Copy out all the lines in the records that include the word "this".

_Information provided_:
^^^^

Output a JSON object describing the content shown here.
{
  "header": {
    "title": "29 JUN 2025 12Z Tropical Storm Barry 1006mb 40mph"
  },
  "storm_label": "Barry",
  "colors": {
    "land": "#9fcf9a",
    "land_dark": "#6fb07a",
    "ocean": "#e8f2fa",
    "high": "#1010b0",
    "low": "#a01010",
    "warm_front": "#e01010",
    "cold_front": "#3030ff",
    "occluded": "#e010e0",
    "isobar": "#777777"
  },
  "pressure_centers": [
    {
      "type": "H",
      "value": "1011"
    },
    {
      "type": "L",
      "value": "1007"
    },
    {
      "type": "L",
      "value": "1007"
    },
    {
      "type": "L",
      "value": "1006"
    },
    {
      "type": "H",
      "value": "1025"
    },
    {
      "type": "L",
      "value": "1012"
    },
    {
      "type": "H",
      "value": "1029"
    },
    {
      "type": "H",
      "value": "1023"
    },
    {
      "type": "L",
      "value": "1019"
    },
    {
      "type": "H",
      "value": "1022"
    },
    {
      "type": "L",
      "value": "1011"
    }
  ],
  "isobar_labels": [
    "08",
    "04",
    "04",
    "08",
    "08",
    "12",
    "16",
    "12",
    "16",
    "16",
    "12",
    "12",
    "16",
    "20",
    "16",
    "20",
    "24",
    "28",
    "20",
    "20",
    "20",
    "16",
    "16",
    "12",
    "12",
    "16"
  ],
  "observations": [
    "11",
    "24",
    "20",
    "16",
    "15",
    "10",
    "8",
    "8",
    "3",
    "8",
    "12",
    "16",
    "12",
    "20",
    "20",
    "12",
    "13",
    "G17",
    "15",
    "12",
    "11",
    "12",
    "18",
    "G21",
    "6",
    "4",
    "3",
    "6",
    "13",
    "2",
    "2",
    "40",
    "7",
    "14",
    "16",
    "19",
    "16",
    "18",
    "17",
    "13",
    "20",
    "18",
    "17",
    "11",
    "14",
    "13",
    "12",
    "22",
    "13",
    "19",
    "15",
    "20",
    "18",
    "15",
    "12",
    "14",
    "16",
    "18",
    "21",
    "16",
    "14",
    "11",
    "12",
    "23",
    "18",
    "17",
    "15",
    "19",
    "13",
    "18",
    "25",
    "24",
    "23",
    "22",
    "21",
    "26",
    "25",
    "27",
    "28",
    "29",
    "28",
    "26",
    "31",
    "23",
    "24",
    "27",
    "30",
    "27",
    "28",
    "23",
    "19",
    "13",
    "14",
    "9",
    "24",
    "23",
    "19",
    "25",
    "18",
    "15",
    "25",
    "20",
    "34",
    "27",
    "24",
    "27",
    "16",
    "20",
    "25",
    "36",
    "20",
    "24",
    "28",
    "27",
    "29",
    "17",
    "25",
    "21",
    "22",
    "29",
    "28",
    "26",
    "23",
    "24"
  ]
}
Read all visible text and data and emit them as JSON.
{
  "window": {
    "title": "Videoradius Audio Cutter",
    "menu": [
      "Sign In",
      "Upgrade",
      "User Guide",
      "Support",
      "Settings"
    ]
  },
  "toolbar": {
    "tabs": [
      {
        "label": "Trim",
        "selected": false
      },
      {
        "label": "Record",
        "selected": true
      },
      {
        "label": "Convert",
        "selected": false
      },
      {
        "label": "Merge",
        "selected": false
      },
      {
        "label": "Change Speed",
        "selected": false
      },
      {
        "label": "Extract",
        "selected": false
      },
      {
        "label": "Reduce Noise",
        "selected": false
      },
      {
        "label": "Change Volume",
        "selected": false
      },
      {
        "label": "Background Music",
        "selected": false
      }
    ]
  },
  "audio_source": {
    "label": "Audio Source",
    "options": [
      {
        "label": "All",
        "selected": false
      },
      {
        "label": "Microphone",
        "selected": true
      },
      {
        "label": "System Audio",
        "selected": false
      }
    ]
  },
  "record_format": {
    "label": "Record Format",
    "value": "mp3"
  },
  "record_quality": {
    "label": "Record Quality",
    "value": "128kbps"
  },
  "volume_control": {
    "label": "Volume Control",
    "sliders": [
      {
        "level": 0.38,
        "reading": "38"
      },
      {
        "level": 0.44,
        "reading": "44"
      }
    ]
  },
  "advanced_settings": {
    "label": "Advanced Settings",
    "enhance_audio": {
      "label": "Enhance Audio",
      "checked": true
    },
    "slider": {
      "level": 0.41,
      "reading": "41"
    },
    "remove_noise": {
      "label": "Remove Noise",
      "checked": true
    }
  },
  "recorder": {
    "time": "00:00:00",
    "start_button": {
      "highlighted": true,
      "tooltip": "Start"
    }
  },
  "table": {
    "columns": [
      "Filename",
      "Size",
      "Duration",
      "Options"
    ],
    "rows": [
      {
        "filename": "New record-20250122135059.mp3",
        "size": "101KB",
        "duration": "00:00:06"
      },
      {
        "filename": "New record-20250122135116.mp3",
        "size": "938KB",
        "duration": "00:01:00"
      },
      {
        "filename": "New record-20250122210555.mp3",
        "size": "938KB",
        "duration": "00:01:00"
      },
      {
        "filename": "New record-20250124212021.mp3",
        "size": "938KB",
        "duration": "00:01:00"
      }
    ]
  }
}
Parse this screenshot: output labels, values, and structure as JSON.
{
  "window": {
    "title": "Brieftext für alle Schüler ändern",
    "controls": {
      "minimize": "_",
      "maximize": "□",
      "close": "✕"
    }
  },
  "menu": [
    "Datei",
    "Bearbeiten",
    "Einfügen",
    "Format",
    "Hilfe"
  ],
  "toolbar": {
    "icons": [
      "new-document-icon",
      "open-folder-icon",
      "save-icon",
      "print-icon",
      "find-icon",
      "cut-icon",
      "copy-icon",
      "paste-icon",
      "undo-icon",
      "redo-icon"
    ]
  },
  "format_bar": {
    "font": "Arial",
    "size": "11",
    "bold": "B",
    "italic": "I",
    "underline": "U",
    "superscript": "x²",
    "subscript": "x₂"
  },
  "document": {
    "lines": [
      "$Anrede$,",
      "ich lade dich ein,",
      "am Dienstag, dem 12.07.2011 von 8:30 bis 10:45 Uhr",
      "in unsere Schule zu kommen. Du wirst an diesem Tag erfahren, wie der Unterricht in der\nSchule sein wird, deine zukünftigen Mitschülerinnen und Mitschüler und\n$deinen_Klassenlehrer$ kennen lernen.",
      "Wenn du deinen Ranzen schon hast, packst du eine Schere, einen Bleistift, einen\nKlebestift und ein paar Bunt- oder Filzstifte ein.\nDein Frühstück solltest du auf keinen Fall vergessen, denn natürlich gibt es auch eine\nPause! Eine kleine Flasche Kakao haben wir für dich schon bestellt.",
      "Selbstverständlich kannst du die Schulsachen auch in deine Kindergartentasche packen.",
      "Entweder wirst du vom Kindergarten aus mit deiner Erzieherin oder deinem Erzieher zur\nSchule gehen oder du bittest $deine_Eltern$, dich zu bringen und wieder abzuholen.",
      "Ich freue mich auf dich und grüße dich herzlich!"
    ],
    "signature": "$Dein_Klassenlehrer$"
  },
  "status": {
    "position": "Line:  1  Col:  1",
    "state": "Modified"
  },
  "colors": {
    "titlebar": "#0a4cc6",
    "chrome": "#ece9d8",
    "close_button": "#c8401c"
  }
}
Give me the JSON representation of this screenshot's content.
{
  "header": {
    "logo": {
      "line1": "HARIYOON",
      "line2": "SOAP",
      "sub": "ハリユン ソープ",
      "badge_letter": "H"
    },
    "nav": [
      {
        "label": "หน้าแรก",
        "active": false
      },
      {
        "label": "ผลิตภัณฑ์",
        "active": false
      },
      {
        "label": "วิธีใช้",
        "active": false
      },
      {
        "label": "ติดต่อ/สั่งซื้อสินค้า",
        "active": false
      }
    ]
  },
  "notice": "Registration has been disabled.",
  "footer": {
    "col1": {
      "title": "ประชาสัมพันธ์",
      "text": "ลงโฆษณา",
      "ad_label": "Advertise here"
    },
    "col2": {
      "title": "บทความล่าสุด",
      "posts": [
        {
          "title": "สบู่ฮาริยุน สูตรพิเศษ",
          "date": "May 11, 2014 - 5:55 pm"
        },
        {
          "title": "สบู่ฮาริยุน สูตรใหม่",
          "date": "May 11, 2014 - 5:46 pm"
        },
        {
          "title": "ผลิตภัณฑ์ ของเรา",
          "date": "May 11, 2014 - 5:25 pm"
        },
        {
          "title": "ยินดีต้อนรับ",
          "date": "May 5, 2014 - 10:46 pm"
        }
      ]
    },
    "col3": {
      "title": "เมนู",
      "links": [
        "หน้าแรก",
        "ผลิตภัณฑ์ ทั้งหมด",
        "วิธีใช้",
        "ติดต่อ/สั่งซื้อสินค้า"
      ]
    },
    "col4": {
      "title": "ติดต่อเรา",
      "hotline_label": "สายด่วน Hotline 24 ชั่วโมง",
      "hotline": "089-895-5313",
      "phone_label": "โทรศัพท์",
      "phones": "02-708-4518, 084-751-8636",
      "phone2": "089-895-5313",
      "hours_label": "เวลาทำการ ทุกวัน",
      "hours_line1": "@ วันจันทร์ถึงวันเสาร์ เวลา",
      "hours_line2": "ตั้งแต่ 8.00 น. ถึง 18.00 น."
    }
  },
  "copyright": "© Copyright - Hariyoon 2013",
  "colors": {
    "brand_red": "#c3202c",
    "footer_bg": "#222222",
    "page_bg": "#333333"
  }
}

^^^^

_Response_:
Parse this screenshot: output labels, values, and structure as JSON.
Give me the JSON representation of this screenshot's content.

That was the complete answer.